The task ->
Select the lines that hold the word "image" and copy each one.

Items from a dataset

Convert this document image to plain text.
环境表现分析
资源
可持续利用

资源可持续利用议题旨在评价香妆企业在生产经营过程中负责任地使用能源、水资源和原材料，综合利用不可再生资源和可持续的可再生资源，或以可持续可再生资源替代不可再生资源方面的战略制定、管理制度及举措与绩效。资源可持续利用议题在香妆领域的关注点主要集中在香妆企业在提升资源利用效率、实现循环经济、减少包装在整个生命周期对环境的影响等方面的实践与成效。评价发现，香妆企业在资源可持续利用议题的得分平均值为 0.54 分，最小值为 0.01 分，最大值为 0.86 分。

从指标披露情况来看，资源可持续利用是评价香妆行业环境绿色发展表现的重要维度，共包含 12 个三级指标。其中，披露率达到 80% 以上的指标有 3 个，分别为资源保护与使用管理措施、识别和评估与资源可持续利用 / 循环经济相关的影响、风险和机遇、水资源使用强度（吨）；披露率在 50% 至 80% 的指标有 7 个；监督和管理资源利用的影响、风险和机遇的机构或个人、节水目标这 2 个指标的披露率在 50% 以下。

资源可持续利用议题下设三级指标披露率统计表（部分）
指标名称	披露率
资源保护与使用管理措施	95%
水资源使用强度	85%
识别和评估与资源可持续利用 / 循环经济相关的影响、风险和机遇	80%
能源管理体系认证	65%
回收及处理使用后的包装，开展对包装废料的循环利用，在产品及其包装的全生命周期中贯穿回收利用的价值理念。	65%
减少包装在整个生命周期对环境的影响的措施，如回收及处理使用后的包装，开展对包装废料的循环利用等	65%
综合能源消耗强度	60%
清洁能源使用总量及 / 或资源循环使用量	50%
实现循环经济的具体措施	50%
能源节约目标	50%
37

--

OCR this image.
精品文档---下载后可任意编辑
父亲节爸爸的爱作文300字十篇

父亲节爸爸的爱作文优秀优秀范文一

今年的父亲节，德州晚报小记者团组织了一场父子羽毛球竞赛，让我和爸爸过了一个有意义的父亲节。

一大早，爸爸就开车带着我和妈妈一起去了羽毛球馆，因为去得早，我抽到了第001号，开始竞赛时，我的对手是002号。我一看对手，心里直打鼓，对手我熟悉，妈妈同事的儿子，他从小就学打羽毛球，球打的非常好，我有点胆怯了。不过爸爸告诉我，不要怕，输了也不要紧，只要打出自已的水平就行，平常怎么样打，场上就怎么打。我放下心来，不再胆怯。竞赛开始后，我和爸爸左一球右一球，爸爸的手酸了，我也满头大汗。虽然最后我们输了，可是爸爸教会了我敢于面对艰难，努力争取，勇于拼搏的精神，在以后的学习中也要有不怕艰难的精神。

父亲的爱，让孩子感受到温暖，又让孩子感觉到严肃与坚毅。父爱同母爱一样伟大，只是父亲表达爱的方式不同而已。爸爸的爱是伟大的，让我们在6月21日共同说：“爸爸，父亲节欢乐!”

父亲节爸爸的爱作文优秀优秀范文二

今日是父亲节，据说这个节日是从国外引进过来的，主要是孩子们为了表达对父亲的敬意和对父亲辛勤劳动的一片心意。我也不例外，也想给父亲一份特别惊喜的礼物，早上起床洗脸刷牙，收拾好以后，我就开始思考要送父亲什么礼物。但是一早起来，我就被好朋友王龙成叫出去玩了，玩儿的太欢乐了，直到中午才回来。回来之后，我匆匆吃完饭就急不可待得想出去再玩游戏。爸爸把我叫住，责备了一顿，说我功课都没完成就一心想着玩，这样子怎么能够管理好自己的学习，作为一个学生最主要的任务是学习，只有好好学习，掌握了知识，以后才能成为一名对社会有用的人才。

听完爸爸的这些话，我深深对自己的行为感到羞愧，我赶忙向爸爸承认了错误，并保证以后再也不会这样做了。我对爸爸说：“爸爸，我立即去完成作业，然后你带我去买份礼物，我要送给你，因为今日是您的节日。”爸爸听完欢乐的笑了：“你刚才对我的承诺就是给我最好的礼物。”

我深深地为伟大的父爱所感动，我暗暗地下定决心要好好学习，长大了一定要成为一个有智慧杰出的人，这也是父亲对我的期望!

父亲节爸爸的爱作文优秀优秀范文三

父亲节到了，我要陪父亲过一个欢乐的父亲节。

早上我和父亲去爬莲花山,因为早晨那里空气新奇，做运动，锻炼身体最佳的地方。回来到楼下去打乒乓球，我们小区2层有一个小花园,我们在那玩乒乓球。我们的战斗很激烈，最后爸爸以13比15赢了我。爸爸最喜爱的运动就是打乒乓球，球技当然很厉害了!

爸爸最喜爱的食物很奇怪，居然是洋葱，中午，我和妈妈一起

Task solution ->
Convert this document image to plain text.
OCR this image.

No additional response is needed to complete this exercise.